→ **To do**:
Among the entries below, find the lines with "Benguala" and copy them.

Extracted records

[start]

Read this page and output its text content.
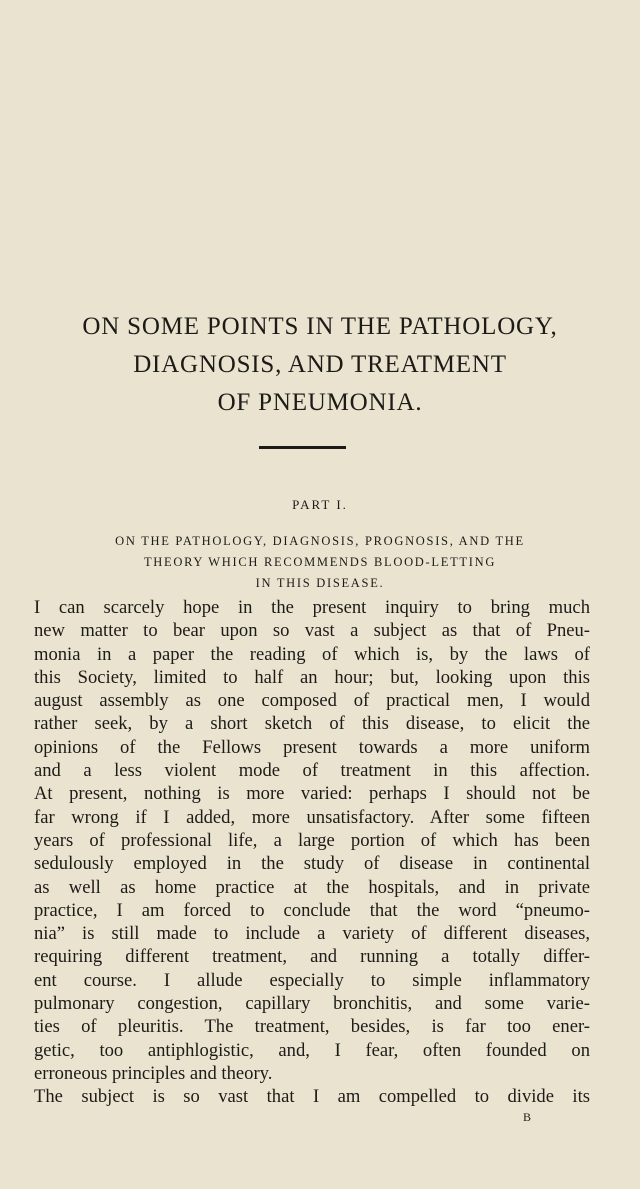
ON SOME POINTS IN THE PATHOLOGY,
DIAGNOSIS, AND TREATMENT
OF PNEUMONIA.
PART I.
ON THE PATHOLOGY, DIAGNOSIS, PROGNOSIS, AND THE
THEORY WHICH RECOMMENDS BLOOD-LETTING
IN THIS DISEASE.
I can scarcely hope in the present inquiry to bring much
new matter to bear upon so vast a subject as that of Pneu-
monia in a paper the reading of which is, by the laws of
this Society, limited to half an hour; but, looking upon this
august assembly as one composed of practical men, I would
rather seek, by a short sketch of this disease, to elicit the
opinions of the Fellows present towards a more uniform
and a less violent mode of treatment in this affection.
At present, nothing is more varied: perhaps I should not be
far wrong if I added, more unsatisfactory. After some fifteen
years of professional life, a large portion of which has been
sedulously employed in the study of disease in continental
as well as home practice at the hospitals, and in private
practice, I am forced to conclude that the word “pneumo-
nia” is still made to include a variety of different diseases,
requiring different treatment, and running a totally differ-
ent course. I allude especially to simple inflammatory
pulmonary congestion, capillary bronchitis, and some varie-
ties of pleuritis. The treatment, besides, is far too ener-
getic, too antiphlogistic, and, I fear, often founded on
erroneous principles and theory.
The subject is so vast that I am compelled to divide its
B
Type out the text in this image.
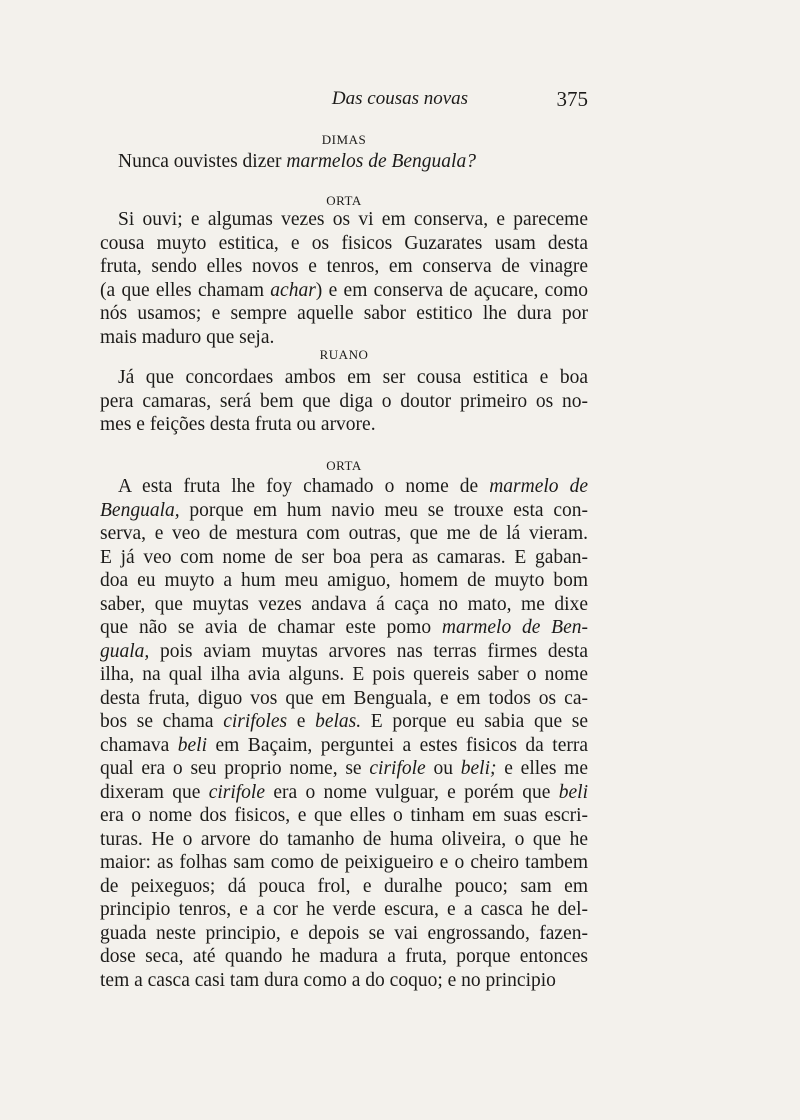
Das cousas novas	375
DIMAS
Nunca ouvistes dizer marmelos de Benguala?
ORTA
Si ouvi; e algumas vezes os vi em conserva, e pareceme
cousa muyto estitica, e os fisicos Guzarates usam desta
fruta, sendo elles novos e tenros, em conserva de vinagre
(a que elles chamam achar) e em conserva de açucare, como
nós usamos; e sempre aquelle sabor estitico lhe dura por
mais maduro que seja.
RUANO
Já que concordaes ambos em ser cousa estitica e boa
pera camaras, será bem que diga o doutor primeiro os no-
mes e feições desta fruta ou arvore.
ORTA
A esta fruta lhe foy chamado o nome de marmelo de
Benguala, porque em hum navio meu se trouxe esta con-
serva, e veo de mestura com outras, que me de lá vieram.
E já veo com nome de ser boa pera as camaras. E gaban-
doa eu muyto a hum meu amiguo, homem de muyto bom
saber, que muytas vezes andava á caça no mato, me dixe
que não se avia de chamar este pomo marmelo de Ben-
guala, pois aviam muytas arvores nas terras firmes desta
ilha, na qual ilha avia alguns. E pois quereis saber o nome
desta fruta, diguo vos que em Benguala, e em todos os ca-
bos se chama cirifoles e belas. E porque eu sabia que se
chamava beli em Baçaim, perguntei a estes fisicos da terra
qual era o seu proprio nome, se cirifole ou beli; e elles me
dixeram que cirifole era o nome vulguar, e porém que beli
era o nome dos fisicos, e que elles o tinham em suas escri-
turas. He o arvore do tamanho de huma oliveira, o que he
maior: as folhas sam como de peixigueiro e o cheiro tambem
de peixeguos; dá pouca frol, e duralhe pouco; sam em
principio tenros, e a cor he verde escura, e a casca he del-
guada neste principio, e depois se vai engrossando, fazen-
dose seca, até quando he madura a fruta, porque entonces
tem a casca casi tam dura como a do coquo; e no principio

[end]

→ **Exercise solution**:
Nunca ouvistes dizer marmelos de Benguala?
Benguala, porque em hum navio meu se trouxe esta con-
desta fruta, diguo vos que em Benguala, e em todos os ca-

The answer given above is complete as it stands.